Not Too Old for Another Surprise
Crabby Old Lady on Cutting the Cable Cord

10 Myths About Ageing

When, in 1995, I began to research what ageing is all about, there were hardly any non-academic books about it (and so it remained until 2005 when the media caught on that the oldest baby boomers were turning 60 and ageing became a hot topic).

Before the subject of ageing took off, one of the least dense, most useful books was written by a Harvard specialist in cognitive ageing, Douglas H. Powell, titled The Nine Myths of Aging. As you would expect, it refutes entrenched ideas and false beliefs that had been (and still are) prevalent about old people.

The most important myth, the one that supports all others is this: All old people are pretty much the same.

As you may have heard, if you've met one old person, you've met one old person. Way too many younger people lump us all together under whichever stereotypes about age they believe in.

But my favorite of Powell's myths is an extra, a tenth one he included: “Aging is a boring subject.” It certainly has not become so for me through these two decades.
* * * *
| PROBLEMS AND TASKS |
a. Answer these questions from the post on myths about aging:
(i) In what year did the writer begin researching aging?
(ii) What title did Douglas H. Powell give his book?
(iii) What is the tenth myth that Powell added as an extra?
b. Resume the post on myths about aging, starting right after its last sentence.

| PROVIDED MATERIAL |
* * * *
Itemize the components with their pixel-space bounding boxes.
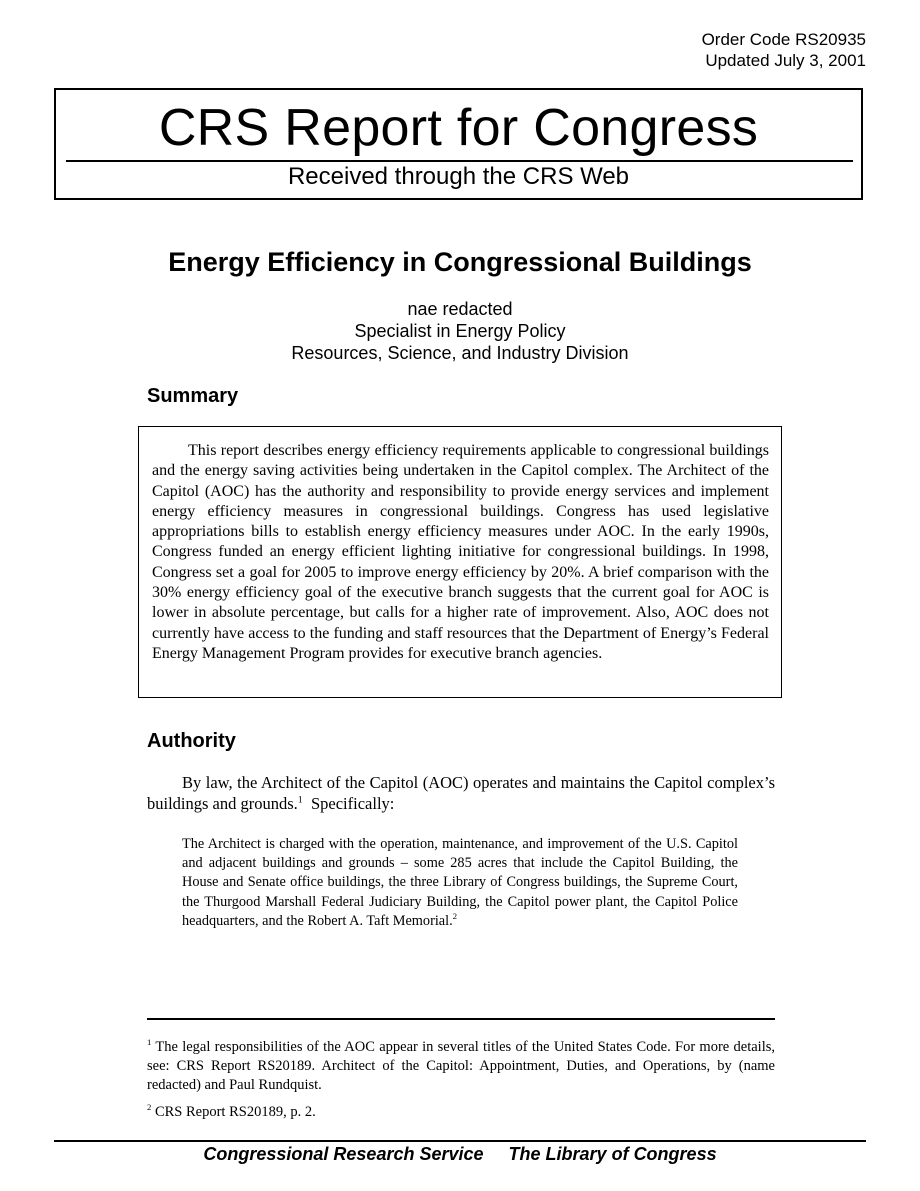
* * * *
| ANSWERS BY TASK |
a.
(i) 1995
(ii) The Nine Myths of Aging
(iii) “Aging is a boring subject.”

b.
Other writers, before and after Powell, have issued their myths of aging and although they don't usually acknowledge the lists that came before their own, they are the same - or close enough. And that is all the more reason to keep repeating them until the world gets it.

Most myths-of-aging lists contain nine or ten items. The latest book, Great Myths of Aging, contains 37. Excessive, thought I, but I like the specificity that shorter lists necessarily skim too quickly. A few of the 37:

3. Older people worry too much about falling
(no they don't)

14. Wisdom comes with age, so older adults are wise
(Not necessarily and not all of them)

29. Older workers are inferior to younger workers
(No they are not)

35. A majority of older adults end up in nursing homes and stay there until they die
(No they don't; by miles they don't)

The authors of the highly readable “New Myths” are Joan T. Erber and Lenore T. Szuchman, both professors emeritus in psychology. This week, they shortened their long list to the more traditional 10 for an article in The Guardian.

They start off with what I call the “eew” myth. “Eew” because there is not a person alive who wants to know anything at all, not a smidgen, about sex and their parents which is probably the biggest reason the majority believe “Older people lose interest in sex.” The writers explain:

”Many surveys prove this to be false. In one study, 74% of women and 72% of men aged between 75 and 85 said that satisfactory sex is essential to maintaining a relationship...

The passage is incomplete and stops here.